::: Dataset content :::

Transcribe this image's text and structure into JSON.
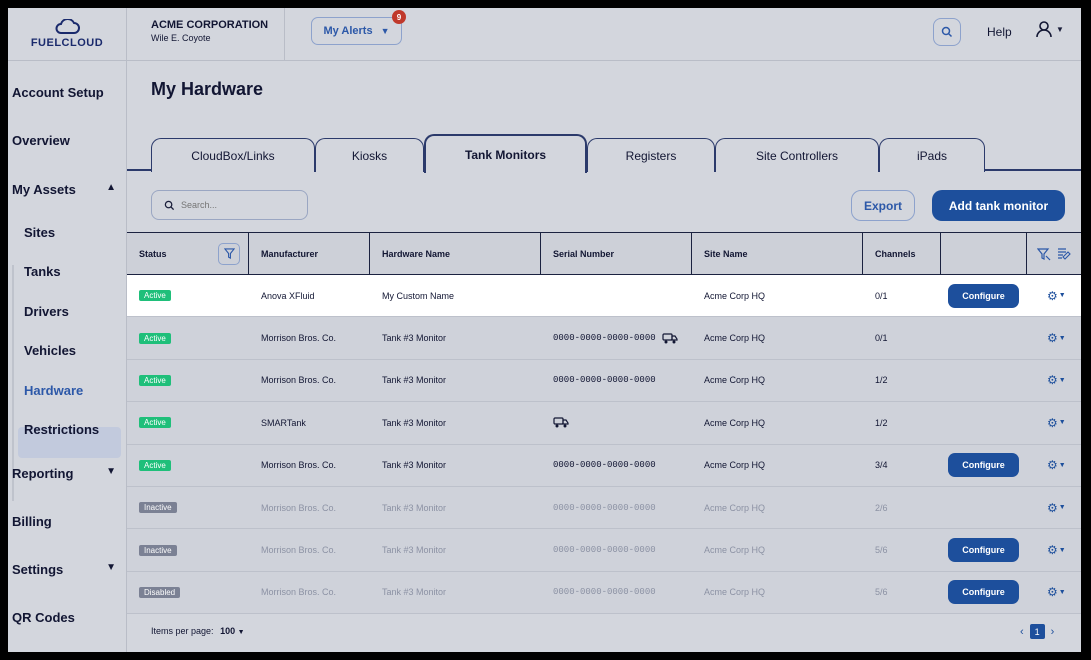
{
  "brand": {
    "logo_text": "FUELCLOUD"
  },
  "header": {
    "company_name": "ACME CORPORATION",
    "user_name": "Wile E. Coyote",
    "alerts_label": "My Alerts",
    "alerts_count": "9",
    "help_label": "Help"
  },
  "sidebar": {
    "items": [
      {
        "label": "Account Setup"
      },
      {
        "label": "Overview"
      },
      {
        "label": "My Assets"
      },
      {
        "label": "Reporting"
      },
      {
        "label": "Billing"
      },
      {
        "label": "Settings"
      },
      {
        "label": "QR Codes"
      }
    ],
    "sub_items": [
      {
        "label": "Sites"
      },
      {
        "label": "Tanks"
      },
      {
        "label": "Drivers"
      },
      {
        "label": "Vehicles"
      },
      {
        "label": "Hardware"
      },
      {
        "label": "Restrictions"
      }
    ]
  },
  "page": {
    "title": "My Hardware"
  },
  "tabs": [
    {
      "label": "CloudBox/Links"
    },
    {
      "label": "Kiosks"
    },
    {
      "label": "Tank Monitors"
    },
    {
      "label": "Registers"
    },
    {
      "label": "Site Controllers"
    },
    {
      "label": "iPads"
    }
  ],
  "toolbar": {
    "search_placeholder": "Search...",
    "export_label": "Export",
    "add_label": "Add tank monitor"
  },
  "table": {
    "columns": [
      "Status",
      "Manufacturer",
      "Hardware Name",
      "Serial Number",
      "Site Name",
      "Channels"
    ],
    "rows": [
      {
        "status": "Active",
        "manufacturer": "Anova XFluid",
        "name": "My Custom Name",
        "serial": "",
        "site": "Acme Corp HQ",
        "channels": "0/1",
        "configure": "Configure"
      },
      {
        "status": "Active",
        "manufacturer": "Morrison Bros. Co.",
        "name": "Tank #3 Monitor",
        "serial": "0000-0000-0000-0000",
        "site": "Acme Corp HQ",
        "channels": "0/1",
        "configure": ""
      },
      {
        "status": "Active",
        "manufacturer": "Morrison Bros. Co.",
        "name": "Tank #3 Monitor",
        "serial": "0000-0000-0000-0000",
        "site": "Acme Corp HQ",
        "channels": "1/2",
        "configure": ""
      },
      {
        "status": "Active",
        "manufacturer": "SMARTank",
        "name": "Tank #3 Monitor",
        "serial": "",
        "site": "Acme Corp HQ",
        "channels": "1/2",
        "configure": ""
      },
      {
        "status": "Active",
        "manufacturer": "Morrison Bros. Co.",
        "name": "Tank #3 Monitor",
        "serial": "0000-0000-0000-0000",
        "site": "Acme Corp HQ",
        "channels": "3/4",
        "configure": "Configure"
      },
      {
        "status": "Inactive",
        "manufacturer": "Morrison Bros. Co.",
        "name": "Tank #3 Monitor",
        "serial": "0000-0000-0000-0000",
        "site": "Acme Corp HQ",
        "channels": "2/6",
        "configure": ""
      },
      {
        "status": "Inactive",
        "manufacturer": "Morrison Bros. Co.",
        "name": "Tank #3 Monitor",
        "serial": "0000-0000-0000-0000",
        "site": "Acme Corp HQ",
        "channels": "5/6",
        "configure": "Configure"
      },
      {
        "status": "Disabled",
        "manufacturer": "Morrison Bros. Co.",
        "name": "Tank #3 Monitor",
        "serial": "0000-0000-0000-0000",
        "site": "Acme Corp HQ",
        "channels": "5/6",
        "configure": "Configure"
      }
    ]
  },
  "footer": {
    "items_per_page_label": "Items per page:",
    "items_per_page_value": "100",
    "current_page": "1"
  },
  "colors": {
    "accent": "#1d4f9c",
    "active": "#1fbf7a",
    "inactive": "#7b8194",
    "badge": "#c0392b"
  }
}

:::

— Job —
From the material above, copy everything exactly but the pictures.

— Correct answer —
Transcribe this image's text and structure into JSON.
{
  "brand": {
    "logo_text": "FUELCLOUD"
  },
  "header": {
    "company_name": "ACME CORPORATION",
    "user_name": "Wile E. Coyote",
    "alerts_label": "My Alerts",
    "alerts_count": "9",
    "help_label": "Help"
  },
  "sidebar": {
    "items": [
      {
        "label": "Account Setup"
      },
      {
        "label": "Overview"
      },
      {
        "label": "My Assets"
      },
      {
        "label": "Reporting"
      },
      {
        "label": "Billing"
      },
      {
        "label": "Settings"
      },
      {
        "label": "QR Codes"
      }
    ],
    "sub_items": [
      {
        "label": "Sites"
      },
      {
        "label": "Tanks"
      },
      {
        "label": "Drivers"
      },
      {
        "label": "Vehicles"
      },
      {
        "label": "Hardware"
      },
      {
        "label": "Restrictions"
      }
    ]
  },
  "page": {
    "title": "My Hardware"
  },
  "tabs": [
    {
      "label": "CloudBox/Links"
    },
    {
      "label": "Kiosks"
    },
    {
      "label": "Tank Monitors"
    },
    {
      "label": "Registers"
    },
    {
      "label": "Site Controllers"
    },
    {
      "label": "iPads"
    }
  ],
  "toolbar": {
    "search_placeholder": "Search...",
    "export_label": "Export",
    "add_label": "Add tank monitor"
  },
  "table": {
    "columns": [
      "Status",
      "Manufacturer",
      "Hardware Name",
      "Serial Number",
      "Site Name",
      "Channels"
    ],
    "rows": [
      {
        "status": "Active",
        "manufacturer": "Anova XFluid",
        "name": "My Custom Name",
        "serial": "",
        "site": "Acme Corp HQ",
        "channels": "0/1",
        "configure": "Configure"
      },
      {
        "status": "Active",
        "manufacturer": "Morrison Bros. Co.",
        "name": "Tank #3 Monitor",
        "serial": "0000-0000-0000-0000",
        "site": "Acme Corp HQ",
        "channels": "0/1",
        "configure": ""
      },
      {
        "status": "Active",
        "manufacturer": "Morrison Bros. Co.",
        "name": "Tank #3 Monitor",
        "serial": "0000-0000-0000-0000",
        "site": "Acme Corp HQ",
        "channels": "1/2",
        "configure": ""
      },
      {
        "status": "Active",
        "manufacturer": "SMARTank",
        "name": "Tank #3 Monitor",
        "serial": "",
        "site": "Acme Corp HQ",
        "channels": "1/2",
        "configure": ""
      },
      {
        "status": "Active",
        "manufacturer": "Morrison Bros. Co.",
        "name": "Tank #3 Monitor",
        "serial": "0000-0000-0000-0000",
        "site": "Acme Corp HQ",
        "channels": "3/4",
        "configure": "Configure"
      },
      {
        "status": "Inactive",
        "manufacturer": "Morrison Bros. Co.",
        "name": "Tank #3 Monitor",
        "serial": "0000-0000-0000-0000",
        "site": "Acme Corp HQ",
        "channels": "2/6",
        "configure": ""
      },
      {
        "status": "Inactive",
        "manufacturer": "Morrison Bros. Co.",
        "name": "Tank #3 Monitor",
        "serial": "0000-0000-0000-0000",
        "site": "Acme Corp HQ",
        "channels": "5/6",
        "configure": "Configure"
      },
      {
        "status": "Disabled",
        "manufacturer": "Morrison Bros. Co.",
        "name": "Tank #3 Monitor",
        "serial": "0000-0000-0000-0000",
        "site": "Acme Corp HQ",
        "channels": "5/6",
        "configure": "Configure"
      }
    ]
  },
  "footer": {
    "items_per_page_label": "Items per page:",
    "items_per_page_value": "100",
    "current_page": "1"
  },
  "colors": {
    "accent": "#1d4f9c",
    "active": "#1fbf7a",
    "inactive": "#7b8194",
    "badge": "#c0392b"
  }
}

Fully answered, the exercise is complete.